[TASK MATERIAL]

⁂

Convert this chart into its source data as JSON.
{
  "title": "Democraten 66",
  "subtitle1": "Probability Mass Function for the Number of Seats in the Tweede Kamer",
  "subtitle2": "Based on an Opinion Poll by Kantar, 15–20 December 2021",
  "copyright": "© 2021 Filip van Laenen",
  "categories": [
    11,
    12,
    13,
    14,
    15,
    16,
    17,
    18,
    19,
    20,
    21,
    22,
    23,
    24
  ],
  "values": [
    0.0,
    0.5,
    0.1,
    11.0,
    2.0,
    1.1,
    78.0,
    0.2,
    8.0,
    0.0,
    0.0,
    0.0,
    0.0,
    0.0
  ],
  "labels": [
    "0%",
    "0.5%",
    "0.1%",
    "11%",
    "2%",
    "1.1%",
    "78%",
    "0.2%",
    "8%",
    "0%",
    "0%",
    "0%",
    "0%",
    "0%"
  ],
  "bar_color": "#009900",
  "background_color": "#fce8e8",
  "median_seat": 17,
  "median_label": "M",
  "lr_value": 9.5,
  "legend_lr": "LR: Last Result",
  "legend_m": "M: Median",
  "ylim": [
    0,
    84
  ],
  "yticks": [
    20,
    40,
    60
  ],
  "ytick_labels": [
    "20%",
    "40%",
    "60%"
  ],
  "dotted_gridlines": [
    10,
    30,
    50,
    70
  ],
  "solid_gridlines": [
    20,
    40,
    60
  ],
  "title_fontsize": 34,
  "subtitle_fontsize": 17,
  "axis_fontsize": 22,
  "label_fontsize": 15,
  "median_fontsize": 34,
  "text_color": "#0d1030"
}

⁂

[TO DO] Quote all the records exactly, please, leaving none out.

[CORRECT ANSWER]
Convert this chart into its source data as JSON.
{
  "title": "Democraten 66",
  "subtitle1": "Probability Mass Function for the Number of Seats in the Tweede Kamer",
  "subtitle2": "Based on an Opinion Poll by Kantar, 15–20 December 2021",
  "copyright": "© 2021 Filip van Laenen",
  "categories": [
    11,
    12,
    13,
    14,
    15,
    16,
    17,
    18,
    19,
    20,
    21,
    22,
    23,
    24
  ],
  "values": [
    0.0,
    0.5,
    0.1,
    11.0,
    2.0,
    1.1,
    78.0,
    0.2,
    8.0,
    0.0,
    0.0,
    0.0,
    0.0,
    0.0
  ],
  "labels": [
    "0%",
    "0.5%",
    "0.1%",
    "11%",
    "2%",
    "1.1%",
    "78%",
    "0.2%",
    "8%",
    "0%",
    "0%",
    "0%",
    "0%",
    "0%"
  ],
  "bar_color": "#009900",
  "background_color": "#fce8e8",
  "median_seat": 17,
  "median_label": "M",
  "lr_value": 9.5,
  "legend_lr": "LR: Last Result",
  "legend_m": "M: Median",
  "ylim": [
    0,
    84
  ],
  "yticks": [
    20,
    40,
    60
  ],
  "ytick_labels": [
    "20%",
    "40%",
    "60%"
  ],
  "dotted_gridlines": [
    10,
    30,
    50,
    70
  ],
  "solid_gridlines": [
    20,
    40,
    60
  ],
  "title_fontsize": 34,
  "subtitle_fontsize": 17,
  "axis_fontsize": 22,
  "label_fontsize": 15,
  "median_fontsize": 34,
  "text_color": "#0d1030"
}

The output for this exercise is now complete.